***** Supplied records *****

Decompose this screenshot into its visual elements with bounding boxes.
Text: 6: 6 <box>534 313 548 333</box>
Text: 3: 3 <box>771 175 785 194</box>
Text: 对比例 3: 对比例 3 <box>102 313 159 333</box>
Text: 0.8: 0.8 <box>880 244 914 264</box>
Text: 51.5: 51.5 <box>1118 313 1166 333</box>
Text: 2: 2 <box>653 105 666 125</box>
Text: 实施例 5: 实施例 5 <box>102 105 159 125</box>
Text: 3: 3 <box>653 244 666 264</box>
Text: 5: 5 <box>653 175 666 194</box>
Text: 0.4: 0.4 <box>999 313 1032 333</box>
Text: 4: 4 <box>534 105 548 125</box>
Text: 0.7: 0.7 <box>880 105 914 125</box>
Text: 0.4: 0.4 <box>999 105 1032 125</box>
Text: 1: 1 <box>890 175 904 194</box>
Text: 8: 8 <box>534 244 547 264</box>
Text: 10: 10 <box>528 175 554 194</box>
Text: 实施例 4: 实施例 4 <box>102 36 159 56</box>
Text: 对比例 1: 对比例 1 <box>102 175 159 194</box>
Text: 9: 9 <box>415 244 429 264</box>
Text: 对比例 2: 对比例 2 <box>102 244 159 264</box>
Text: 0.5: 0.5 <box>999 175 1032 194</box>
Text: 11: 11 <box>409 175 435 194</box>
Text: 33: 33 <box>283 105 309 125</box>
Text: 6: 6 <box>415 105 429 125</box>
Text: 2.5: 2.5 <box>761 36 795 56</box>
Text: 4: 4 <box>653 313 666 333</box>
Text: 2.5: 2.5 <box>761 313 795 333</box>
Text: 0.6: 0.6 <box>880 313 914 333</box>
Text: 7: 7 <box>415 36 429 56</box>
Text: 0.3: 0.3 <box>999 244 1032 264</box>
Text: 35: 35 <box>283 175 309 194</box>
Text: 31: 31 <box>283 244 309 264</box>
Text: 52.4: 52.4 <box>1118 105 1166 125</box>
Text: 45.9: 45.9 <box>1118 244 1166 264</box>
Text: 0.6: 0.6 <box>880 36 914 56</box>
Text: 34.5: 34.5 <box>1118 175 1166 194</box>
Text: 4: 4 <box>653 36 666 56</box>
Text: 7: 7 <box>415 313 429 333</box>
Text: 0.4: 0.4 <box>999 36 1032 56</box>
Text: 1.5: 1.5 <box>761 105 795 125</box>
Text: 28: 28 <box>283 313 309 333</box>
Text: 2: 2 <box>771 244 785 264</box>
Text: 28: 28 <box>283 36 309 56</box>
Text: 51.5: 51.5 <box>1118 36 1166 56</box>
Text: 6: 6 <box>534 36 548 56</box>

*****

Task prompt: Give every line of the material above as a Markdown table with the columns "Row" and "Line", numbering each line and skipping blank ones.

The answer:
| Row | Line |
|---|---|
| 1 | Decompose this screenshot into its visual elements with bounding boxes. |
| 2 | Text: 6: 6 <box>534 313 548 333</box> |
| 3 | Text: 3: 3 <box>771 175 785 194</box> |
| 4 | Text: 对比例 3: 对比例 3 <box>102 313 159 333</box> |
| 5 | Text: 0.8: 0.8 <box>880 244 914 264</box> |
| 6 | Text: 51.5: 51.5 <box>1118 313 1166 333</box> |
| 7 | Text: 2: 2 <box>653 105 666 125</box> |
| 8 | Text: 实施例 5: 实施例 5 <box>102 105 159 125</box> |
| 9 | Text: 3: 3 <box>653 244 666 264</box> |
| 10 | Text: 5: 5 <box>653 175 666 194</box> |
| 11 | Text: 0.4: 0.4 <box>999 313 1032 333</box> |
| 12 | Text: 4: 4 <box>534 105 548 125</box> |
| 13 | Text: 0.7: 0.7 <box>880 105 914 125</box> |
| 14 | Text: 0.4: 0.4 <box>999 105 1032 125</box> |
| 15 | Text: 1: 1 <box>890 175 904 194</box> |
| 16 | Text: 8: 8 <box>534 244 547 264</box> |
| 17 | Text: 10: 10 <box>528 175 554 194</box> |
| 18 | Text: 实施例 4: 实施例 4 <box>102 36 159 56</box> |
| 19 | Text: 对比例 1: 对比例 1 <box>102 175 159 194</box> |
| 20 | Text: 9: 9 <box>415 244 429 264</box> |
| 21 | Text: 对比例 2: 对比例 2 <box>102 244 159 264</box> |
| 22 | Text: 0.5: 0.5 <box>999 175 1032 194</box> |
| 23 | Text: 11: 11 <box>409 175 435 194</box> |
| 24 | Text: 33: 33 <box>283 105 309 125</box> |
| 25 | Text: 6: 6 <box>415 105 429 125</box> |
| 26 | Text: 2.5: 2.5 <box>761 36 795 56</box> |
| 27 | Text: 4: 4 <box>653 313 666 333</box> |
| 28 | Text: 2.5: 2.5 <box>761 313 795 333</box> |
| 29 | Text: 0.6: 0.6 <box>880 313 914 333</box> |
| 30 | Text: 7: 7 <box>415 36 429 56</box> |
| 31 | Text: 0.3: 0.3 <box>999 244 1032 264</box> |
| 32 | Text: 35: 35 <box>283 175 309 194</box> |
| 33 | Text: 31: 31 <box>283 244 309 264</box> |
| 34 | Text: 52.4: 52.4 <box>1118 105 1166 125</box> |
| 35 | Text: 45.9: 45.9 <box>1118 244 1166 264</box> |
| 36 | Text: 0.6: 0.6 <box>880 36 914 56</box> |
| 37 | Text: 34.5: 34.5 <box>1118 175 1166 194</box> |
| 38 | Text: 4: 4 <box>653 36 666 56</box> |
| 39 | Text: 7: 7 <box>415 313 429 333</box> |
| 40 | Text: 0.4: 0.4 <box>999 36 1032 56</box> |
| 41 | Text: 1.5: 1.5 <box>761 105 795 125</box> |
| 42 | Text: 28: 28 <box>283 313 309 333</box> |
| 43 | Text: 2: 2 <box>771 244 785 264</box> |
| 44 | Text: 28: 28 <box>283 36 309 56</box> |
| 45 | Text: 51.5: 51.5 <box>1118 36 1166 56</box> |
| 46 | Text: 6: 6 <box>534 36 548 56</box> |